Work to complete
In the material below, find all lines with the string "mình" and copy them.

Information provided
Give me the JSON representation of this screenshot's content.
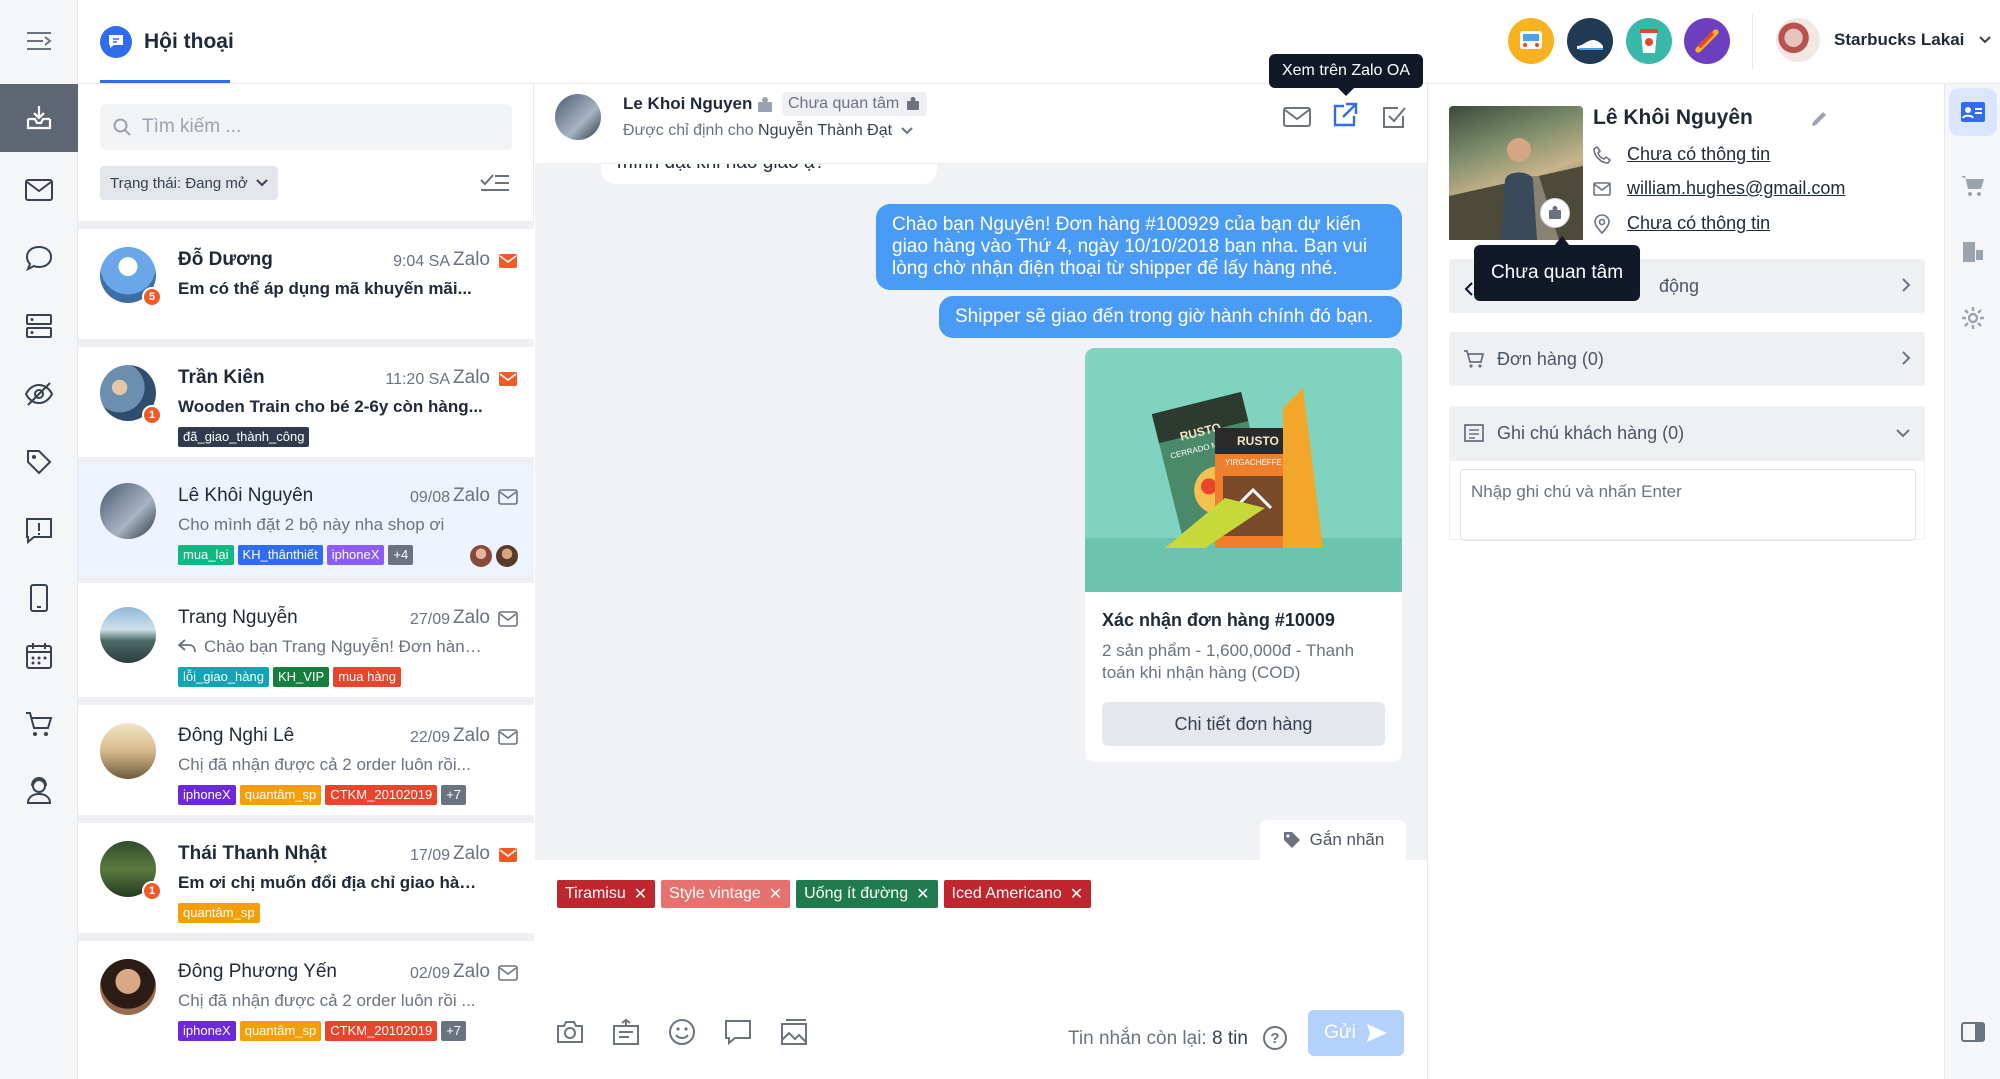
{
  "header": {
    "title": "Hội thoại",
    "tooltip_zalo": "Xem trên Zalo OA",
    "user_name": "Starbucks Lakai"
  },
  "search": {
    "placeholder": "Tìm kiếm ..."
  },
  "filter": {
    "label": "Trạng thái: Đang mở"
  },
  "conversations": [
    {
      "name": "Đỗ Dương",
      "time": "9:04 SA",
      "channel": "Zalo",
      "preview": "Em có thể áp dụng mã khuyến mãi...",
      "badge": "5",
      "unread": true,
      "tags": []
    },
    {
      "name": "Trần Kiên",
      "time": "11:20 SA",
      "channel": "Zalo",
      "preview": "Wooden Train cho bé 2-6y còn hàng...",
      "badge": "1",
      "unread": true,
      "tags": [
        {
          "label": "đã_giao_thành_công",
          "color": "#2f3b4c"
        }
      ]
    },
    {
      "name": "Lê Khôi Nguyên",
      "time": "09/08",
      "channel": "Zalo",
      "preview": "Cho mình đặt 2 bộ này nha shop ơi",
      "unread": false,
      "tags": [
        {
          "label": "mua_lại",
          "color": "#10b981"
        },
        {
          "label": "KH_thânthiết",
          "color": "#2f6ded"
        },
        {
          "label": "iphoneX",
          "color": "#8b5cf6"
        },
        {
          "label": "+4",
          "color": "#6b7280"
        }
      ]
    },
    {
      "name": "Trang Nguyễn",
      "time": "27/09",
      "channel": "Zalo",
      "preview": "Chào bạn Trang Nguyễn! Đơn hàng...",
      "unread": false,
      "tags": [
        {
          "label": "lỗi_giao_hàng",
          "color": "#0ea5b7"
        },
        {
          "label": "KH_VIP",
          "color": "#15803d"
        },
        {
          "label": "mua hàng",
          "color": "#e8452c"
        }
      ]
    },
    {
      "name": "Đông Nghi Lê",
      "time": "22/09",
      "channel": "Zalo",
      "preview": "Chị đã nhận được cả 2 order luôn rồi...",
      "unread": false,
      "tags": [
        {
          "label": "iphoneX",
          "color": "#6d28d9"
        },
        {
          "label": "quantâm_sp",
          "color": "#f59e0b"
        },
        {
          "label": "CTKM_20102019",
          "color": "#e8452c"
        },
        {
          "label": "+7",
          "color": "#6b7280"
        }
      ]
    },
    {
      "name": "Thái Thanh Nhật",
      "time": "17/09",
      "channel": "Zalo",
      "preview": "Em ơi chị muốn đổi địa chỉ giao hàng...",
      "badge": "1",
      "unread": true,
      "tags": [
        {
          "label": "quantâm_sp",
          "color": "#f59e0b"
        }
      ]
    },
    {
      "name": "Đông Phương Yến",
      "time": "02/09",
      "channel": "Zalo",
      "preview": "Chị đã nhận được cả 2 order luôn rồi ...",
      "unread": false,
      "tags": [
        {
          "label": "iphoneX",
          "color": "#6d28d9"
        },
        {
          "label": "quantâm_sp",
          "color": "#f59e0b"
        },
        {
          "label": "CTKM_20102019",
          "color": "#e8452c"
        },
        {
          "label": "+7",
          "color": "#6b7280"
        }
      ]
    }
  ],
  "chat": {
    "contact_name": "Le Khoi Nguyen",
    "status": "Chưa quan tâm",
    "assigned_prefix": "Được chỉ định cho",
    "assigned_to": "Nguyễn Thành Đạt",
    "messages": {
      "incoming": "mình đặt khi nào giao ạ?",
      "out1": "Chào bạn Nguyên! Đơn hàng #100929 của bạn dự kiến giao hàng vào Thứ 4, ngày 10/10/2018 bạn nha. Bạn vui lòng chờ nhận điện thoại từ shipper để lấy hàng nhé.",
      "out2": "Shipper sẽ giao đến trong giờ hành chính đó bạn."
    },
    "order_card": {
      "title": "Xác nhận đơn hàng #10009",
      "desc": "2 sản phẩm - 1,600,000đ - Thanh toán khi nhận hàng (COD)",
      "button": "Chi tiết đơn hàng",
      "product_brand": "RUSTO",
      "product_1": "CERRADO MITSUI",
      "product_2": "YIRGACHEFFE"
    },
    "tag_button": "Gắn nhãn",
    "composer_tags": [
      {
        "label": "Tiramisu",
        "color": "#c0262d"
      },
      {
        "label": "Style vintage",
        "color": "#e6716e"
      },
      {
        "label": "Uống ít đường",
        "color": "#1f7a4d"
      },
      {
        "label": "Iced Americano",
        "color": "#c0262d"
      }
    ],
    "remaining_label": "Tin nhắn còn lại:",
    "remaining_value": "8 tin",
    "send": "Gửi"
  },
  "profile": {
    "name": "Lê Khôi Nguyên",
    "phone": "Chưa có thông tin",
    "email": "william.hughes@gmail.com",
    "address": "Chưa có thông tin",
    "tooltip": "Chưa quan tâm",
    "activity_label": "động",
    "orders_label": "Đơn hàng (0)",
    "notes_label": "Ghi chú khách hàng (0)",
    "note_placeholder": "Nhập ghi chú và nhấn Enter"
  },
  "colors": {
    "accent": "#2f6ded",
    "bubble": "#4a9bf5",
    "unread": "#f05a28"
  }
}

Solved problem
      "preview": "Cho mình đặt 2 bộ này nha shop ơi",
      "incoming": "mình đặt khi nào giao ạ?",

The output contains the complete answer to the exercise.